> [Stated goal] Give an exact copy of every line, leaving images out.

※ ※ ※

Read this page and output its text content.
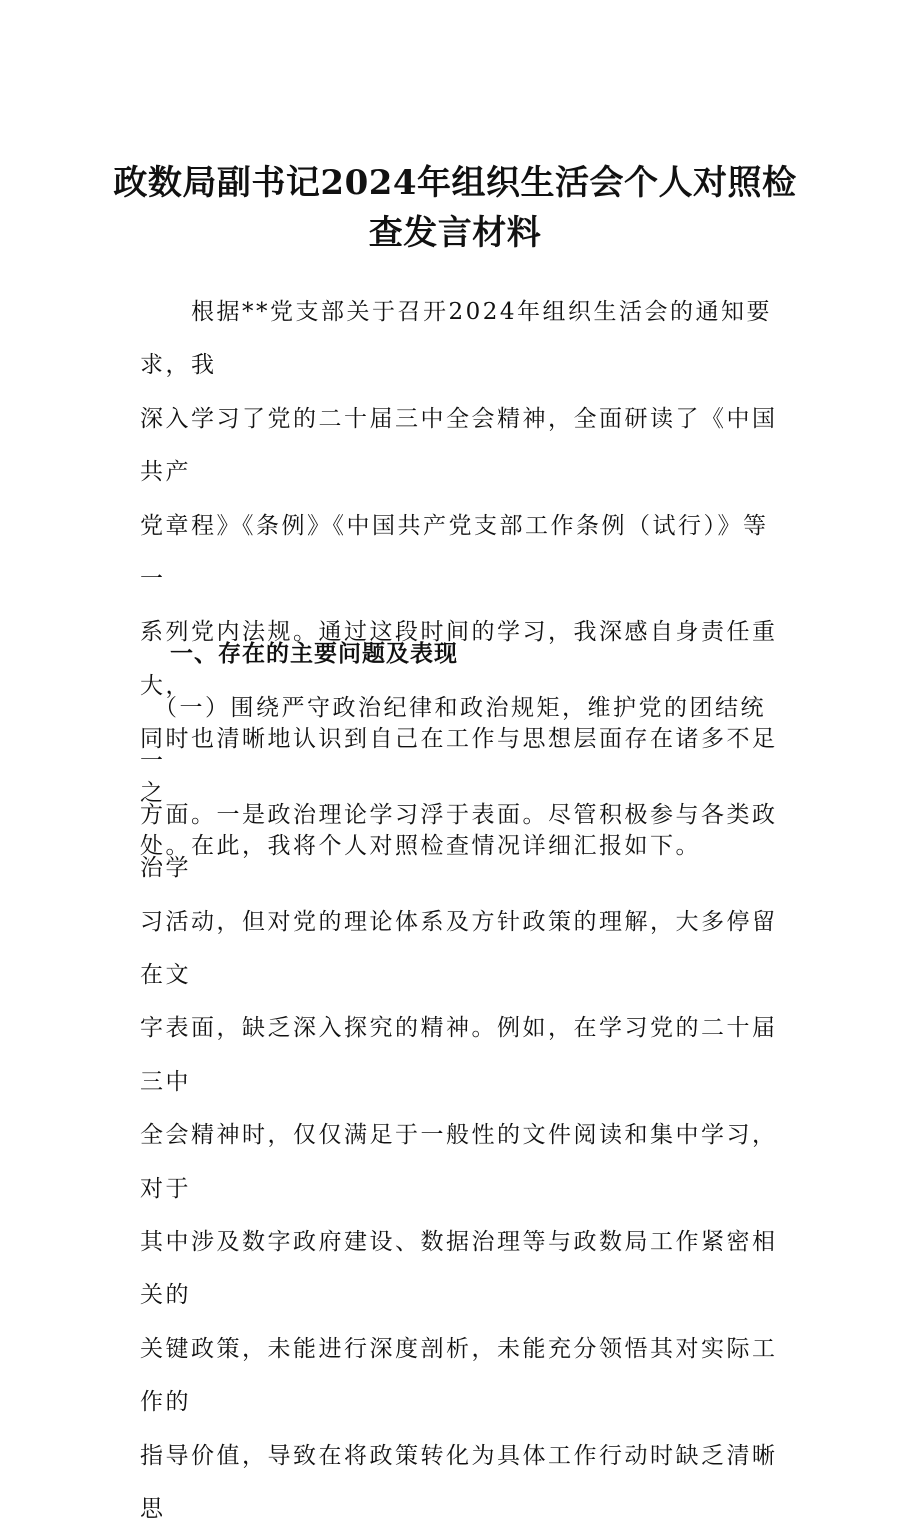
政数局副书记2024年组织生活会个人对照检
查发言材料

　　根据**党支部关于召开2024年组织生活会的通知要求，我
深入学习了党的二十届三中全会精神，全面研读了《中国共产
党章程》《条例》《中国共产党支部工作条例（试行）》等一
系列党内法规。通过这段时间的学习，我深感自身责任重大，
同时也清晰地认识到自己在工作与思想层面存在诸多不足之
处。在此，我将个人对照检查情况详细汇报如下。

一、存在的主要问题及表现

　（一）围绕严守政治纪律和政治规矩，维护党的团结统一
方面。一是政治理论学习浮于表面。尽管积极参与各类政治学
习活动，但对党的理论体系及方针政策的理解，大多停留在文
字表面，缺乏深入探究的精神。例如，在学习党的二十届三中
全会精神时，仅仅满足于一般性的文件阅读和集中学习，对于
其中涉及数字政府建设、数据治理等与政数局工作紧密相关的
关键政策，未能进行深度剖析，未能充分领悟其对实际工作的
指导价值，导致在将政策转化为具体工作行动时缺乏清晰思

※ ※ ※

> [Worked answer]
Read this page and output its text content.
政数局副书记2024年组织生活会个人对照检
查发言材料

　　根据**党支部关于召开2024年组织生活会的通知要求，我
深入学习了党的二十届三中全会精神，全面研读了《中国共产
党章程》《条例》《中国共产党支部工作条例（试行）》等一
系列党内法规。通过这段时间的学习，我深感自身责任重大，
同时也清晰地认识到自己在工作与思想层面存在诸多不足之
处。在此，我将个人对照检查情况详细汇报如下。

一、存在的主要问题及表现

　（一）围绕严守政治纪律和政治规矩，维护党的团结统一
方面。一是政治理论学习浮于表面。尽管积极参与各类政治学
习活动，但对党的理论体系及方针政策的理解，大多停留在文
字表面，缺乏深入探究的精神。例如，在学习党的二十届三中
全会精神时，仅仅满足于一般性的文件阅读和集中学习，对于
其中涉及数字政府建设、数据治理等与政数局工作紧密相关的
关键政策，未能进行深度剖析，未能充分领悟其对实际工作的
指导价值，导致在将政策转化为具体工作行动时缺乏清晰思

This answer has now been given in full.